任务要求 =>
请将关于Elasticsearch启动的原文从“二、各个子服务的功能简述”起、到“to pings anymore.”为止（含这一处）的部分重新写出，并把其中的“injector”全部换成“serviceLocator”。

一、单节点启动的时序图
Elasticsearch的启动看起来相比Prometheus繁杂,但和大部分服务一样,启动过程也是配置的解析、服务各项依赖的检查、以及子模块的启动,有所不同的是这三项中的具体内容:解析了什么、检查了什么、启动了什么,而在入门系列不会一一细写,而是侧重在启动了什么这方面,对整体有所掌握后,再去刨根挖底。
下图简单描绘了启动流程,Node作为节点的抽象,其中封装了各个子模块的自动,各个子模块启动后异步工作(所以需要保活线程),完成加载本地数据、配置、选主等等工作。
二、各个子服务的功能简述
Node的启动过程比较复杂,各种Module、Service牵涉很多,所以我们直接看停止Node时关闭了哪些服务,代码如下:
private Node stop() {
if (!lifecycle.moveToStopped()) {
return this;
}
logger.info("stopping ...");
injector.getInstance(ResourceWatcherService.class).stop();
injector.getInstance(HttpServerTransport.class).stop();
injector.getInstance(SnapshotsService.class).stop();
injector.getInstance(SnapshotShardsService.class).stop();
// stop any changes happening as a result of cluster state changes
injector.getInstance(IndicesClusterStateService.class).stop();
// close discovery early to not react to pings anymore.
// This can confuse other nodes and delay things - mostly if we're the master and we're running tests.

所示材料 =>
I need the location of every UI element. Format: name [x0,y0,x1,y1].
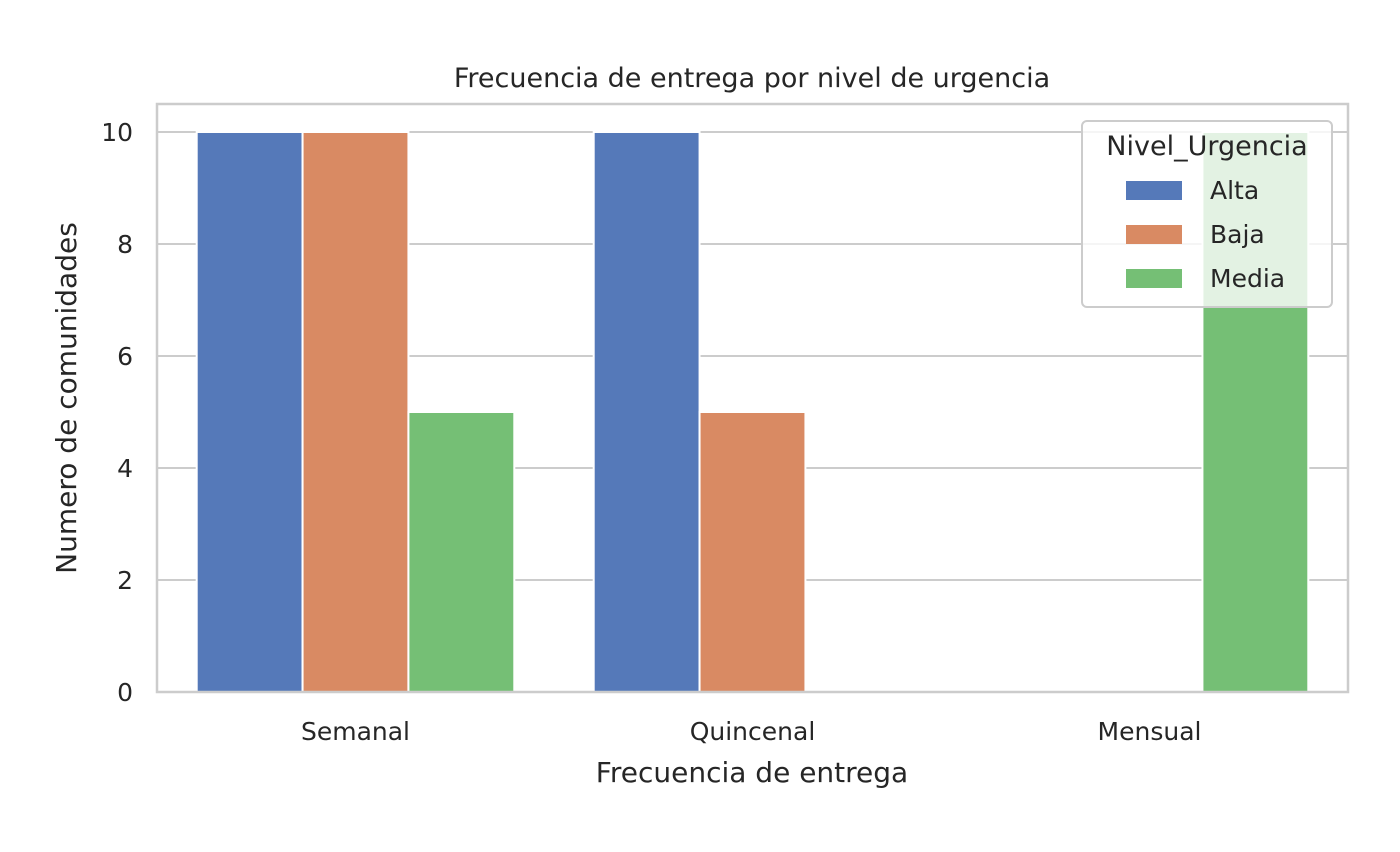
legend-items: Alta Baja Media [1126,176,1285,293]
legend-label-media: Media [1210,264,1285,293]
x-tick-labels: Semanal Quincenal Mensual [301,717,1201,746]
y-axis-label: Numero de comunidades [50,222,83,574]
legend-title: Nivel_Urgencia [1106,131,1307,162]
y-tick-labels: 0 2 4 6 8 10 [101,118,133,707]
legend-swatch-alta [1126,181,1182,200]
legend-label-baja: Baja [1210,220,1265,249]
y-tick-label: 6 [117,342,133,371]
bar-baja-semanal [301,131,410,693]
x-tick-label: Mensual [1098,717,1202,746]
bar-media-semanal [407,411,516,693]
bar-alta-semanal [195,131,304,693]
y-tick-label: 2 [117,566,133,595]
legend-swatch-baja [1126,225,1182,244]
legend: Nivel_Urgencia Alta Baja Media [1081,120,1333,308]
plot-frame [155,102,1350,694]
bar-alta-quincenal [592,131,701,693]
legend-box [1081,120,1333,308]
legend-swatch-media [1126,269,1182,288]
y-tick-label: 4 [117,454,133,483]
y-tick-label: 0 [117,678,133,707]
x-axis-label: Frecuencia de entrega [596,756,908,789]
bar-baja-quincenal [698,411,807,693]
legend-label-alta: Alta [1210,176,1259,205]
chart-title: Frecuencia de entrega por nivel de urgen… [454,63,1050,94]
y-tick-label: 10 [101,118,133,147]
x-tick-label: Quincenal [690,717,816,746]
x-tick-label: Semanal [301,717,410,746]
y-tick-label: 8 [117,230,133,259]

答案如下 =>
二、各个子服务的功能简述
Node的启动过程比较复杂,各种Module、Service牵涉很多,所以我们直接看停止Node时关闭了哪些服务,代码如下:
private Node stop() {
if (!lifecycle.moveToStopped()) {
return this;
}
logger.info("stopping ...");
serviceLocator.getInstance(ResourceWatcherService.class).stop();
serviceLocator.getInstance(HttpServerTransport.class).stop();
serviceLocator.getInstance(SnapshotsService.class).stop();
serviceLocator.getInstance(SnapshotShardsService.class).stop();
// stop any changes happening as a result of cluster state changes
serviceLocator.getInstance(IndicesClusterStateService.class).stop();
// close discovery early to not react to pings anymore.